Spectre And Meltdown: How Cache Works

The year so far has been filled with news of Spectre and Meltdown. These exploits take advantage of features like speculative execution, and memory access timing. What they have in common is the fact that all modern processors use cache to access memory faster. We’ve all heard of cache, but what exactly is it, and how does it allow our computers to run faster?

In the simplest terms, cache is a fast memory. Computers have two storage systems: primary storage (RAM) and secondary storage (Hard Disk, SSD). From the processor’s point of view, loading data or instructions from RAM is slow — the CPU has to wait and do nothing for 100 cycles or more while the data is loaded. Loading from disk is even slower; millions of cycles are wasted. Cache is a small amount of very fast memory which is used to hold commonly accessed data and instructions. This means the processor only has to wait for the cache to be loaded once. After that, the data is accessible with no waiting.

A common (though aging) analogy for cache uses books to represent data: If you needed a specific book to look up an important piece of information, you would first check the books on your desk (cache memory). If your book isn’t there, you’d then go to the books on your shelves (RAM). If that search turned up empty, you’d head over to the local library (Hard Drive) and check out the book. Once back home, you would keep the book on your desk for quick reference — not immediately return it to the library shelves. This is how cache reading works.

Intel Haswell diagram. Note how much real estate is used by the L3 cache and the Memory Controller.

Cache is Expensive Real Estate

Early computers ran so slowly that cache really didn’t matter. Core memory was plenty fast when CPU speed was measured in kHz. The first data cache was used in the IBM System/360 Model 85, released in 1968. IBM’s documentation claimed memory operations would take ¼ to ⅓ less time compared to a system without data cache.

Now the obvious question is if cache is faster, why not make all memory out of cache? There are two answers to that. First, cache is more expensive than main memory. Generally, cache is built with static ram, which is much more expensive than the dynamic ram used in main memory. The second answer is location, location, location. With processors running at several GHz, cache now needs to be on the same piece of silicon with the processor itself. Sending the signals out over PCB traces would take too long.

(Records with labeled boxes)

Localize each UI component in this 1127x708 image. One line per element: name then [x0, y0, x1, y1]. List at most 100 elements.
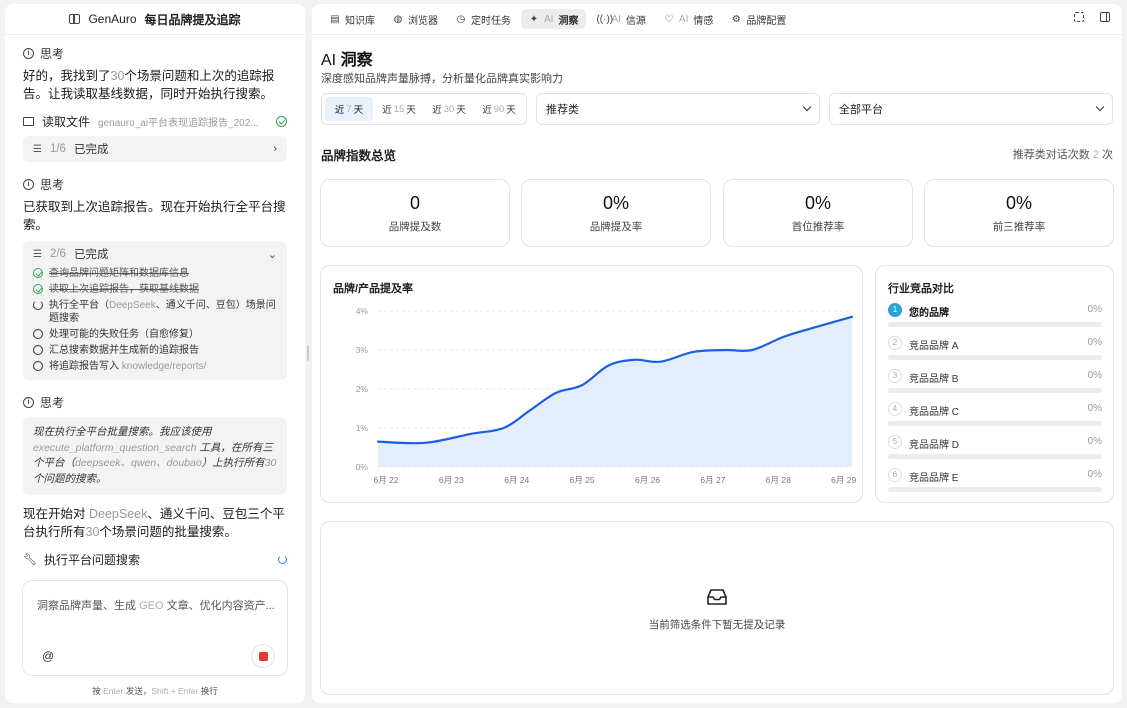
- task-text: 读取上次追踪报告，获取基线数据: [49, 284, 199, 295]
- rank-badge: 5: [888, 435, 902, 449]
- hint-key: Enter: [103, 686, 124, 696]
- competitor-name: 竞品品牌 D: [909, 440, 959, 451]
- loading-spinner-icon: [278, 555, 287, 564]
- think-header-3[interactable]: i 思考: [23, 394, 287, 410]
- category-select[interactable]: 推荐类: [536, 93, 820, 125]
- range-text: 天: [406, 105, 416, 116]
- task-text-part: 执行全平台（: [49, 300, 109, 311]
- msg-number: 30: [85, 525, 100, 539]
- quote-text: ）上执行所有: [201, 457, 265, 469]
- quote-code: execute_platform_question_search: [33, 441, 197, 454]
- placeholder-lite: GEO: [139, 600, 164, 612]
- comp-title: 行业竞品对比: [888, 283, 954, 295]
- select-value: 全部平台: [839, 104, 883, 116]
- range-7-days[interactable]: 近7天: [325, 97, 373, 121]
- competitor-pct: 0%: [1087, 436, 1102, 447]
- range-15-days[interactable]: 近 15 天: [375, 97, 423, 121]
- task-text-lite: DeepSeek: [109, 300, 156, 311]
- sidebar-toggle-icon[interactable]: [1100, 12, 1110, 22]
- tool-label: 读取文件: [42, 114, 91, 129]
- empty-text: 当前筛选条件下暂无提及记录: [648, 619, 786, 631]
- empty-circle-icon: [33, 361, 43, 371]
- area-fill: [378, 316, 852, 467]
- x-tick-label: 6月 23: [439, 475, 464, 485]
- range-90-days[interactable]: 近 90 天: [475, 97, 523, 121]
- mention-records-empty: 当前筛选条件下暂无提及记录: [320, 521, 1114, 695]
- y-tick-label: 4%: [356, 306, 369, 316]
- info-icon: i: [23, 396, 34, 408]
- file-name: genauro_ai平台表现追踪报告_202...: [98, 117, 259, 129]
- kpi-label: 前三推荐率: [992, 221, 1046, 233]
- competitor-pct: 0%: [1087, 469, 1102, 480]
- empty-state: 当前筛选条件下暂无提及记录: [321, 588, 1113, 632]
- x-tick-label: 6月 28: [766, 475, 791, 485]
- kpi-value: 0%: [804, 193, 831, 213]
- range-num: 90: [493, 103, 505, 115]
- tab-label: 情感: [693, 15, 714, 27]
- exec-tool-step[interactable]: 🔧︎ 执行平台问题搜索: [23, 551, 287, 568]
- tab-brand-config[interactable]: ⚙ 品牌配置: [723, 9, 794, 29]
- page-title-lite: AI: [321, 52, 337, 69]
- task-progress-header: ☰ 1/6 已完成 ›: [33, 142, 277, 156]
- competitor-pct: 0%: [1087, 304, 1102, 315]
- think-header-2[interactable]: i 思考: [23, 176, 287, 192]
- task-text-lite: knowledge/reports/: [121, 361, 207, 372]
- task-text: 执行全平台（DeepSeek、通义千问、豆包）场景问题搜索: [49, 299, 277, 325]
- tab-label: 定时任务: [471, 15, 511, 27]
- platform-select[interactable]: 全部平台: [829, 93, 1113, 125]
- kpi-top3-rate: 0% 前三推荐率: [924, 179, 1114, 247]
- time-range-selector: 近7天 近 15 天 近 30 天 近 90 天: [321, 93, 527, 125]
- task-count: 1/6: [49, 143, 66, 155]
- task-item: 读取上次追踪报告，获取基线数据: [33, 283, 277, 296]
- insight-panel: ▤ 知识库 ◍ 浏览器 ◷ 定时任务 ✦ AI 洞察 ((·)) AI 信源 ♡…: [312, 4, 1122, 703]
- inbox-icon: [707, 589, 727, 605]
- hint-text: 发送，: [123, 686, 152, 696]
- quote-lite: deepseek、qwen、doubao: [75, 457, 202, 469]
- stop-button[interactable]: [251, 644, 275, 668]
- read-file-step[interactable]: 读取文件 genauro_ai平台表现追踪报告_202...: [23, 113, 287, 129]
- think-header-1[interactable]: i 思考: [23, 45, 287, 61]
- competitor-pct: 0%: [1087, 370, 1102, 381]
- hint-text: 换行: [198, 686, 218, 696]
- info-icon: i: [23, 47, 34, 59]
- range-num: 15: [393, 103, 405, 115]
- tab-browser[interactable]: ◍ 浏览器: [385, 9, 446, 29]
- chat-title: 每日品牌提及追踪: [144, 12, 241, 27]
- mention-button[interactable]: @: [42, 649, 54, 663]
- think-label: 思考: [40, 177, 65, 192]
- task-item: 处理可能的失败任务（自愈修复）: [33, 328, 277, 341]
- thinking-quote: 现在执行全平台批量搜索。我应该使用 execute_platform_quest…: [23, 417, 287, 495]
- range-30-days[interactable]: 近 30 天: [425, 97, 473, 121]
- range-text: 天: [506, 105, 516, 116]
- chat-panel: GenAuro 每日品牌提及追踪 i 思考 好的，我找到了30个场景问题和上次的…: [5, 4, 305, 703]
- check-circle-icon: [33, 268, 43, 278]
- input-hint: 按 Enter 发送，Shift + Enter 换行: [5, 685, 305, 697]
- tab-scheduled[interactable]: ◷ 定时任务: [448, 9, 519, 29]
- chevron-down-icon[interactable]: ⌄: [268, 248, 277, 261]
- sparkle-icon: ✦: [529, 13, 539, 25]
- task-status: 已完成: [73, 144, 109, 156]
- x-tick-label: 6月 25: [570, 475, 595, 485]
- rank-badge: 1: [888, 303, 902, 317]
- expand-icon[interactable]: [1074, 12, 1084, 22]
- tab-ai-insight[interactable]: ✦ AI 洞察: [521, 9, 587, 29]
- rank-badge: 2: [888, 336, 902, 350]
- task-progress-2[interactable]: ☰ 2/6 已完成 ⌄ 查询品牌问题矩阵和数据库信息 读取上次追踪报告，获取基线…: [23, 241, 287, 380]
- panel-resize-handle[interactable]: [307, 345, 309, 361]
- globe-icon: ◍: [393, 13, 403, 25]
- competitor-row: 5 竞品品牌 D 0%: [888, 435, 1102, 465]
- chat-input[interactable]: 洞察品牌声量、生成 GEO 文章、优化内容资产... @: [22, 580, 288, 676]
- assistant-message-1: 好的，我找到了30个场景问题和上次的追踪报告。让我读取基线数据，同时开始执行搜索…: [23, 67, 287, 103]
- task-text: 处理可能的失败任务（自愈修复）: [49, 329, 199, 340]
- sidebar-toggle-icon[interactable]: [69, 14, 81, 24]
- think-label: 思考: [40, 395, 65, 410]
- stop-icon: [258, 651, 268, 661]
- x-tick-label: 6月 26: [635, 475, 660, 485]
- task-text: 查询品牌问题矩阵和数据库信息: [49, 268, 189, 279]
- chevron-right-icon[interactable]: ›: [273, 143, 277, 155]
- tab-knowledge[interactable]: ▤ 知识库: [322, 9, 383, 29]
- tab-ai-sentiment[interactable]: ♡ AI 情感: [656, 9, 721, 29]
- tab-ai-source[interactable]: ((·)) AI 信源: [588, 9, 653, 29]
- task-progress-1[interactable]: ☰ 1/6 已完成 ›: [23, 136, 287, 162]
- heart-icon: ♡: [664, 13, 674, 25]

*Task:* Please go on with the article on how processor cache works, picking up right after its final sentence.

*Task answer:*
The CPU core generally doesn’t know or care about the cache. All the housekeeping and cache management is handled by the Memory Management Unit (MMU) or cache controller. These are complex logic systems that need to operate quickly to keep the CPU loaded with data and instructions.

Direct Mapped Cache

The simplest form of a cache is called direct mapped cache. Direct mapped means that every memory location maps to just one cache location. In the diagram, there are 4 cache slots.This means that Cache index 0 might hold memory index 0,4,8 and so on. Since one cache block can hold any one of multiple memory locations, the cache controller needs a way to know which memory is actually in the cache. To handle this, every cache block has a tag, which holds the upper bits of the memory address currently stored in the cache.

The cache controller also needs to know if the cache is actually holding usable data or garbage. When the processor first starts up, all the cache locations will be random. It would be really bad if some of this random data were accidentally used in a calculation. This is handled with a valid bit. If the valid bit is set to 0, then the cache location contains invalid data and is ignored. If the bit is 1, then the cache data is valid, and the cache controller will use it. The valid bit is forced to zero at processor power up and can be cleared whenever the cache controller needs to invalidate the cache.

Writing to Cache

So far I’ve covered read accesses using cache, but what about writes? The cache controller needs to be sure that any changes made to memory in the cache are also made in RAM before the cache gets overwritten by some new memory access. There are two basic ways to do this. First is to write memory every time the cache is written. This is called write-through cache. Write-through is safe but comes with a speed penalty. Reads are fast but writes happen at the slower speed of main memory. The more popular system is called write-back cache. In a write-back system, changes are stored in the cache until that cache location is about to be overwritten. The cache controller needs to know if this has happened, so one more bit called the dirty bit is added to the cache.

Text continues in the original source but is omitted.